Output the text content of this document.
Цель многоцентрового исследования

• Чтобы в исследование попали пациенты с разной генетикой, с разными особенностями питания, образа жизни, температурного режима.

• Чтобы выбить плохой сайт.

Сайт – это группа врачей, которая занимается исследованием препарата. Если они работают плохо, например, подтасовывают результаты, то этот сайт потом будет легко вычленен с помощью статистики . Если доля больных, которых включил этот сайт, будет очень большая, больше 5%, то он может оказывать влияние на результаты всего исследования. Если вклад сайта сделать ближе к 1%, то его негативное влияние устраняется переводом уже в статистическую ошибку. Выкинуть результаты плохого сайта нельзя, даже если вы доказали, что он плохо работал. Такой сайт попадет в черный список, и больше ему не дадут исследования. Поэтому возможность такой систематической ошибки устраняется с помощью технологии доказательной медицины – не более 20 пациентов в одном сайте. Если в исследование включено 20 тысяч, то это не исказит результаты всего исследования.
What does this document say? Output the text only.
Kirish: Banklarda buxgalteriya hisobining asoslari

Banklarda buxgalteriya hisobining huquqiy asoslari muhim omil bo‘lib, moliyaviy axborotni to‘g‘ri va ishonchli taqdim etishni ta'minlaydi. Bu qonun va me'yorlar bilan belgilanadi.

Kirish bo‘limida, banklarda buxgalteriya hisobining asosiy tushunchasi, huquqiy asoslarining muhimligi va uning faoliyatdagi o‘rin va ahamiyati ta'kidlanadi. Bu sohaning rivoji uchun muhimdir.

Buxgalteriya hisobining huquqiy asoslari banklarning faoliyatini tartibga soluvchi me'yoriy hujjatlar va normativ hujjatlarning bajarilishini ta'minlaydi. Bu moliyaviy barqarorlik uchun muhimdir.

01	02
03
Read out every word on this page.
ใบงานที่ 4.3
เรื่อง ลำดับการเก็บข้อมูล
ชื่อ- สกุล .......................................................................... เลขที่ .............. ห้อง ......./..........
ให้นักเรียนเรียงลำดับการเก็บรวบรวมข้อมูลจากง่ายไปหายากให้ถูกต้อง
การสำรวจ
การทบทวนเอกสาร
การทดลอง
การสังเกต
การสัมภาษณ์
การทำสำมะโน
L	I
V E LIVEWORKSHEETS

→ **WRITTEN PROBLEM**:
Go through the records above and retype each one exactly.

→ **CORRECT ANSWER**:
Output the text content of this document.
Цель многоцентрового исследования

• Чтобы в исследование попали пациенты с разной генетикой, с разными особенностями питания, образа жизни, температурного режима.

• Чтобы выбить плохой сайт.

Сайт – это группа врачей, которая занимается исследованием препарата. Если они работают плохо, например, подтасовывают результаты, то этот сайт потом будет легко вычленен с помощью статистики . Если доля больных, которых включил этот сайт, будет очень большая, больше 5%, то он может оказывать влияние на результаты всего исследования. Если вклад сайта сделать ближе к 1%, то его негативное влияние устраняется переводом уже в статистическую ошибку. Выкинуть результаты плохого сайта нельзя, даже если вы доказали, что он плохо работал. Такой сайт попадет в черный список, и больше ему не дадут исследования. Поэтому возможность такой систематической ошибки устраняется с помощью технологии доказательной медицины – не более 20 пациентов в одном сайте. Если в исследование включено 20 тысяч, то это не исказит результаты всего исследования.
What does this document say? Output the text only.
Kirish: Banklarda buxgalteriya hisobining asoslari

Banklarda buxgalteriya hisobining huquqiy asoslari muhim omil bo‘lib, moliyaviy axborotni to‘g‘ri va ishonchli taqdim etishni ta'minlaydi. Bu qonun va me'yorlar bilan belgilanadi.

Kirish bo‘limida, banklarda buxgalteriya hisobining asosiy tushunchasi, huquqiy asoslarining muhimligi va uning faoliyatdagi o‘rin va ahamiyati ta'kidlanadi. Bu sohaning rivoji uchun muhimdir.

Buxgalteriya hisobining huquqiy asoslari banklarning faoliyatini tartibga soluvchi me'yoriy hujjatlar va normativ hujjatlarning bajarilishini ta'minlaydi. Bu moliyaviy barqarorlik uchun muhimdir.

01	02
03
Read out every word on this page.
ใบงานที่ 4.3
เรื่อง ลำดับการเก็บข้อมูล
ชื่อ- สกุล .......................................................................... เลขที่ .............. ห้อง ......./..........
ให้นักเรียนเรียงลำดับการเก็บรวบรวมข้อมูลจากง่ายไปหายากให้ถูกต้อง
การสำรวจ
การทบทวนเอกสาร
การทดลอง
การสังเกต
การสัมภาษณ์
การทำสำมะโน
L	I
V E LIVEWORKSHEETS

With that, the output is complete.